§ **Aim of the task**
Search the material for the string "附生存指南" and copy each line where it occurs.

§ **Task inputs**
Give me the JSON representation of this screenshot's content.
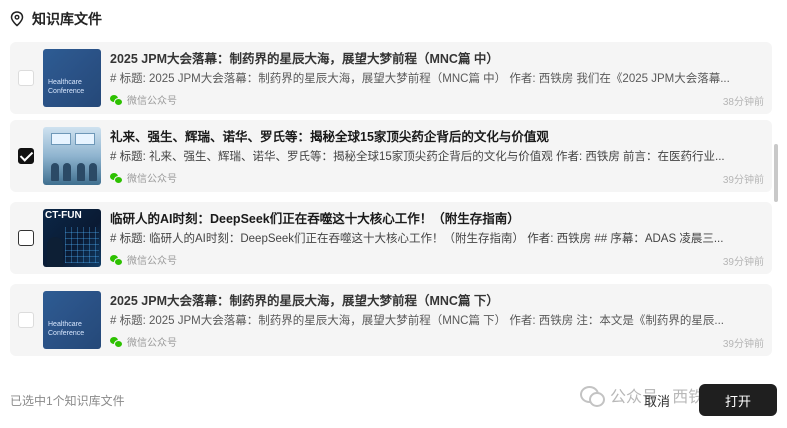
{
  "header": {
    "title": "知识库文件",
    "icon": "location-pin-icon"
  },
  "items": [
    {
      "title": "2025 JPM大会落幕：制药界的星辰大海，展望大梦前程（MNC篇 中）",
      "desc": "# 标题: 2025 JPM大会落幕：制药界的星辰大海，展望大梦前程（MNC篇 中） 作者: 西铁房 我们在《2025 JPM大会落幕...",
      "source": "微信公众号",
      "time": "38分钟前",
      "checked": false,
      "thumb_lines": [
        "Healthcare",
        "Conference"
      ]
    },
    {
      "title": "礼来、强生、辉瑞、诺华、罗氏等：揭秘全球15家顶尖药企背后的文化与价值观",
      "desc": "# 标题: 礼来、强生、辉瑞、诺华、罗氏等：揭秘全球15家顶尖药企背后的文化与价值观 作者: 西铁房 前言：在医药行业...",
      "source": "微信公众号",
      "time": "39分钟前",
      "checked": true
    },
    {
      "title": "临研人的AI时刻：DeepSeek们正在吞噬这十大核心工作！（附生存指南）",
      "desc": "# 标题: 临研人的AI时刻：DeepSeek们正在吞噬这十大核心工作！（附生存指南） 作者: 西铁房 ## 序幕：ADAS 凌晨三...",
      "source": "微信公众号",
      "time": "39分钟前",
      "checked": false,
      "thumb_text": "CT-FUN"
    },
    {
      "title": "2025 JPM大会落幕：制药界的星辰大海，展望大梦前程（MNC篇 下）",
      "desc": "# 标题: 2025 JPM大会落幕：制药界的星辰大海，展望大梦前程（MNC篇 下） 作者: 西铁房 注：本文是《制药界的星辰...",
      "source": "微信公众号",
      "time": "39分钟前",
      "checked": false,
      "thumb_lines": [
        "Healthcare",
        "Conference"
      ]
    }
  ],
  "footer": {
    "status": "已选中1个知识库文件",
    "watermark": "公众号 · 西铁房",
    "cancel_label": "取消",
    "open_label": "打开"
  },
  "colors": {
    "primary_button": "#1f1f1f",
    "card_bg": "#f5f5f5",
    "wechat_green": "#2dc100"
  }
}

§ **Solution for this exercise**
      "title": "临研人的AI时刻：DeepSeek们正在吞噬这十大核心工作！（附生存指南）",
      "desc": "# 标题: 临研人的AI时刻：DeepSeek们正在吞噬这十大核心工作！（附生存指南） 作者: 西铁房 ## 序幕：ADAS 凌晨三...",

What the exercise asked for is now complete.